*Input for this task:*
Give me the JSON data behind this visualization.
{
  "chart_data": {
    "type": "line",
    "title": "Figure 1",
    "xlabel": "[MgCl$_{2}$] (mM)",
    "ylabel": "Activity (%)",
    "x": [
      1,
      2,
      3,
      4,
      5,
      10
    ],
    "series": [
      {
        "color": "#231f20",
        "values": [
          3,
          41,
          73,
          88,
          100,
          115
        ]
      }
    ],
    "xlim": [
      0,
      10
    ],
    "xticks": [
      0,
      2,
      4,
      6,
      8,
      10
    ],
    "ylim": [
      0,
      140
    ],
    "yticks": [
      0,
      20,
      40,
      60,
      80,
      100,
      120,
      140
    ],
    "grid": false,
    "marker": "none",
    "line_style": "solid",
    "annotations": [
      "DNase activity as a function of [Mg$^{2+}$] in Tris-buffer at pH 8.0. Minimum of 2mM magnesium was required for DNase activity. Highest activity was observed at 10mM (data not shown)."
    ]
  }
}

*Your objective:*
Please repeat all the records above exactly as they appear.

*Exercise output:*
Give me the JSON data behind this visualization.
{
  "chart_data": {
    "type": "line",
    "title": "Figure 1",
    "xlabel": "[MgCl$_{2}$] (mM)",
    "ylabel": "Activity (%)",
    "x": [
      1,
      2,
      3,
      4,
      5,
      10
    ],
    "series": [
      {
        "color": "#231f20",
        "values": [
          3,
          41,
          73,
          88,
          100,
          115
        ]
      }
    ],
    "xlim": [
      0,
      10
    ],
    "xticks": [
      0,
      2,
      4,
      6,
      8,
      10
    ],
    "ylim": [
      0,
      140
    ],
    "yticks": [
      0,
      20,
      40,
      60,
      80,
      100,
      120,
      140
    ],
    "grid": false,
    "marker": "none",
    "line_style": "solid",
    "annotations": [
      "DNase activity as a function of [Mg$^{2+}$] in Tris-buffer at pH 8.0. Minimum of 2mM magnesium was required for DNase activity. Highest activity was observed at 10mM (data not shown)."
    ]
  }
}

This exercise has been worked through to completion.